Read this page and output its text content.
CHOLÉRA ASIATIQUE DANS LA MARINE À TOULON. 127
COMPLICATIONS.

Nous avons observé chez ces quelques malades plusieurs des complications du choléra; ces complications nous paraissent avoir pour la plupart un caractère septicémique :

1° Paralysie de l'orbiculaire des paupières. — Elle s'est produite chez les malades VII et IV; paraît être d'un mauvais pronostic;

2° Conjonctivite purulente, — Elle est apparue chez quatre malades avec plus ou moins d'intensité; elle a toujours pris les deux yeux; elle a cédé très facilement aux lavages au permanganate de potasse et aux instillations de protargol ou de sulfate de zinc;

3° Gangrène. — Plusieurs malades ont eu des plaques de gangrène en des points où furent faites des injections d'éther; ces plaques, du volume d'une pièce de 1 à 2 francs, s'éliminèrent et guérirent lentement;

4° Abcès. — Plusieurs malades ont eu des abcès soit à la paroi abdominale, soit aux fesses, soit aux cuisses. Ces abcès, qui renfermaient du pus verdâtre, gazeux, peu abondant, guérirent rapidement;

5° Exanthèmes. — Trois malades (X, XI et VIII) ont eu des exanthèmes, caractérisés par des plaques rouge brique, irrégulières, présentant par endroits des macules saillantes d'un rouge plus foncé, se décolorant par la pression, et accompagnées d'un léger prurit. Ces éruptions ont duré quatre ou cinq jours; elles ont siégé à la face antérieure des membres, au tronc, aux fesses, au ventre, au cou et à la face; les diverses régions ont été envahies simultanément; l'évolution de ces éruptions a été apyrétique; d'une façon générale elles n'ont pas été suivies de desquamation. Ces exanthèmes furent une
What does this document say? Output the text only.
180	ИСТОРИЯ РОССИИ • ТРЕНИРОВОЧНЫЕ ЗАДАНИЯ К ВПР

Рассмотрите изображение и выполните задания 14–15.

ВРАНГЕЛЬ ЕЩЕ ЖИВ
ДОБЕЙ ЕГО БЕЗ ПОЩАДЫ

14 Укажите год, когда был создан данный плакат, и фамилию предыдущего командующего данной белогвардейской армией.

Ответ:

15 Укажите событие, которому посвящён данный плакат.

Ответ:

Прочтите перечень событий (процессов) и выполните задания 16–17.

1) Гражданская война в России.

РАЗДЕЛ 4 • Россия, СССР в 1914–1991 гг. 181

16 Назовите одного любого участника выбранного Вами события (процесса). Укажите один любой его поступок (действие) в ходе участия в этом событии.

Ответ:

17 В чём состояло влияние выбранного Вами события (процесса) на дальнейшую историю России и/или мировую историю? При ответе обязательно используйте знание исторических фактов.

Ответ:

- _STATED TASK_:
Every line from the line containing "What does this" to the last line of the material above must be repeated exactly, and no other line.

- _FULL OUTPUT_:
What does this document say? Output the text only.
180	ИСТОРИЯ РОССИИ • ТРЕНИРОВОЧНЫЕ ЗАДАНИЯ К ВПР

Рассмотрите изображение и выполните задания 14–15.

ВРАНГЕЛЬ ЕЩЕ ЖИВ
ДОБЕЙ ЕГО БЕЗ ПОЩАДЫ

14 Укажите год, когда был создан данный плакат, и фамилию предыдущего командующего данной белогвардейской армией.

Ответ:

15 Укажите событие, которому посвящён данный плакат.

Ответ:

Прочтите перечень событий (процессов) и выполните задания 16–17.

1) Гражданская война в России.

РАЗДЕЛ 4 • Россия, СССР в 1914–1991 гг. 181

16 Назовите одного любого участника выбранного Вами события (процесса). Укажите один любой его поступок (действие) в ходе участия в этом событии.

Ответ:

17 В чём состояло влияние выбранного Вами события (процесса) на дальнейшую историю России и/или мировую историю? При ответе обязательно используйте знание исторических фактов.

Ответ:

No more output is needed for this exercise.